Aim of the task:
In the excerpt on AVPR1a binding in titi monkeys below, which brain region showed a tendency for AVPR1a binding to be negatively associated with parity?

In this study, we investigated the effects of parental status and experience on central AVPR1a binding and changes in postpartum urinary androgen levels across male and female titi monkeys. In Studies 1–2, we assessed seven groupings of brain regions across 300+ brain sections and found that titi monkey parents exhibited lower AVPR1a binding levels than non-parents across most brain regions assessed, with particularly strong effects in brain regions linked with parental behavior and motivation (the MPOA, LS), parental cognition and neuroplasticity (the hippocampus, LS), and other areas linked with attention (the SC, PSB). AVPR1a binding also tended to be negatively associated with active experience rearing offspring in somatosensory regions (the Caudate and Putamen) and with parity in the CeA (see Figure 3).

Source data:
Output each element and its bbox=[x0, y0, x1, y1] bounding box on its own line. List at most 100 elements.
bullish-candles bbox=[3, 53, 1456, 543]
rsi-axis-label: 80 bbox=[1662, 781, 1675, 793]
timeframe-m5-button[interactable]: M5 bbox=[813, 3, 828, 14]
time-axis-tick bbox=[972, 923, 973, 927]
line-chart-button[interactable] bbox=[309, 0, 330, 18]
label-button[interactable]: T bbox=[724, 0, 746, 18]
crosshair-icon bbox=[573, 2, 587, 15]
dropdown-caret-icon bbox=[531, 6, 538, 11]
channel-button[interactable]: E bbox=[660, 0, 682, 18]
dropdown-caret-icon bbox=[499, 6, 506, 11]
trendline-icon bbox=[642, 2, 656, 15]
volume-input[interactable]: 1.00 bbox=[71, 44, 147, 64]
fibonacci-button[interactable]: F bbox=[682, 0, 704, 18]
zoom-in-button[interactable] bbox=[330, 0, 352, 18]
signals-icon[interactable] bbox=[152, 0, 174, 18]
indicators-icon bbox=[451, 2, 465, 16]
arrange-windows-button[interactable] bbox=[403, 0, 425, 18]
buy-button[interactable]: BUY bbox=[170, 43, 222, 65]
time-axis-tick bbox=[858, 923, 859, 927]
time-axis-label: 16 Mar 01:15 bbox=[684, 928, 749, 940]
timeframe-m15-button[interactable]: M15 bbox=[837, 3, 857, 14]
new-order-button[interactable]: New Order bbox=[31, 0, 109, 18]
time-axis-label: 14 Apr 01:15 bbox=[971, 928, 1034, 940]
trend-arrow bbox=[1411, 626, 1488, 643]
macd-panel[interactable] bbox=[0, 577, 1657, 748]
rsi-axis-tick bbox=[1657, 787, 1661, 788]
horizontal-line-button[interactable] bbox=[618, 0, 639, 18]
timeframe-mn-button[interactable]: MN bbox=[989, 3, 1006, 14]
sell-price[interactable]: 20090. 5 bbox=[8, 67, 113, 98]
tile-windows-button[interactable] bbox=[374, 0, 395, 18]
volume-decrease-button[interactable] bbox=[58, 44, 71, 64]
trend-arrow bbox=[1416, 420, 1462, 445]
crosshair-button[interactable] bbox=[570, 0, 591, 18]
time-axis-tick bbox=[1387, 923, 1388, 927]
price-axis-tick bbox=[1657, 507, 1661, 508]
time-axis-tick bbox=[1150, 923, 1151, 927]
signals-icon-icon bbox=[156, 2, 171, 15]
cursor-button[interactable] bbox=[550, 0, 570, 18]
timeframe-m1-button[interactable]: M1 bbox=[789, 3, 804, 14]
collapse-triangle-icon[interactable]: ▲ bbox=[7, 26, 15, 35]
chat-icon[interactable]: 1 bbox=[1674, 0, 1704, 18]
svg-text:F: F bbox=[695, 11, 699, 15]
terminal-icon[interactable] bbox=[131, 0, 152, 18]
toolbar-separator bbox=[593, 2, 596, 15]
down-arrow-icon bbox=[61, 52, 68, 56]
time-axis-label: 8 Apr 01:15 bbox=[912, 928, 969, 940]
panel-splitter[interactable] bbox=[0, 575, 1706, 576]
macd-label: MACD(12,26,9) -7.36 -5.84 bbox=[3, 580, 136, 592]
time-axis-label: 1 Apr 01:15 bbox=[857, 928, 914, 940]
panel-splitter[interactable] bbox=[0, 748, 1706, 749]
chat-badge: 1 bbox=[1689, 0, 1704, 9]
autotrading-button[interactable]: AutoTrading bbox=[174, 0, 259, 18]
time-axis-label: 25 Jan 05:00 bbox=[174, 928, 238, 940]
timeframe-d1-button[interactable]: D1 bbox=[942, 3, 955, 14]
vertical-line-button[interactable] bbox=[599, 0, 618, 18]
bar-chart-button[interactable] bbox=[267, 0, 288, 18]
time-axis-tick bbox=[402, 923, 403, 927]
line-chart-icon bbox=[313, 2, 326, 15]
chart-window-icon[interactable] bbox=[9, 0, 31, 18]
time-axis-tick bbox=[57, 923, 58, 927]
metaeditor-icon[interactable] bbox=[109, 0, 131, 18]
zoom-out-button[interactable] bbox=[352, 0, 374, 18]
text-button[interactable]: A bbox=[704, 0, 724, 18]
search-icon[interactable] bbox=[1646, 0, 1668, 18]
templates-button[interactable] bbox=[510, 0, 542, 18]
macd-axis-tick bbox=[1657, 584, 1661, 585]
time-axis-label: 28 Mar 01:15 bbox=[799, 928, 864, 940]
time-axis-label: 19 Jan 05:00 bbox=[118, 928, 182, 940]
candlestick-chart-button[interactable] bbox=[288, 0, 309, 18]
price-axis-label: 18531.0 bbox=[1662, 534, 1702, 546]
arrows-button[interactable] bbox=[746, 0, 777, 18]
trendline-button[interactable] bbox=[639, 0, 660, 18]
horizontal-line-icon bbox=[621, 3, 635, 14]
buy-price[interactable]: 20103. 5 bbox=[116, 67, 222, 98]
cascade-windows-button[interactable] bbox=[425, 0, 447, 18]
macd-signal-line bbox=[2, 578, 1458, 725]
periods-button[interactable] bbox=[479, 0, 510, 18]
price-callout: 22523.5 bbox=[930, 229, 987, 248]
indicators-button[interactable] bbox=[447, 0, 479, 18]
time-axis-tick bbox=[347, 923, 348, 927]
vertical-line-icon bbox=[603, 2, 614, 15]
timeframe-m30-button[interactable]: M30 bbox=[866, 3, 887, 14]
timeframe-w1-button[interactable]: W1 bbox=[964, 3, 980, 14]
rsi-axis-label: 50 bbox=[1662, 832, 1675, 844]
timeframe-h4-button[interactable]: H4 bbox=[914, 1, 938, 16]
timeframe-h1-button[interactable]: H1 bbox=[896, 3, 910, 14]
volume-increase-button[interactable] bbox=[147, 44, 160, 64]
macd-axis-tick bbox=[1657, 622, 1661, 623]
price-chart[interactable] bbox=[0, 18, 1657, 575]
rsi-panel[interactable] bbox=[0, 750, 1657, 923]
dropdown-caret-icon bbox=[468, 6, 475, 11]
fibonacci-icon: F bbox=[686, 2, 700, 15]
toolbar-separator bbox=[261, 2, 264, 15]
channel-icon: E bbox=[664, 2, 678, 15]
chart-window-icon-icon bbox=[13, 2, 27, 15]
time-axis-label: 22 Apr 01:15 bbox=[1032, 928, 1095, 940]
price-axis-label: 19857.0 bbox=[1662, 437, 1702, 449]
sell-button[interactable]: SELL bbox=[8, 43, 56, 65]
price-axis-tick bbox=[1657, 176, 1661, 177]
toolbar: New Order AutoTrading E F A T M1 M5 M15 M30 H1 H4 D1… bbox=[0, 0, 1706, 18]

Result of this task:
The CeA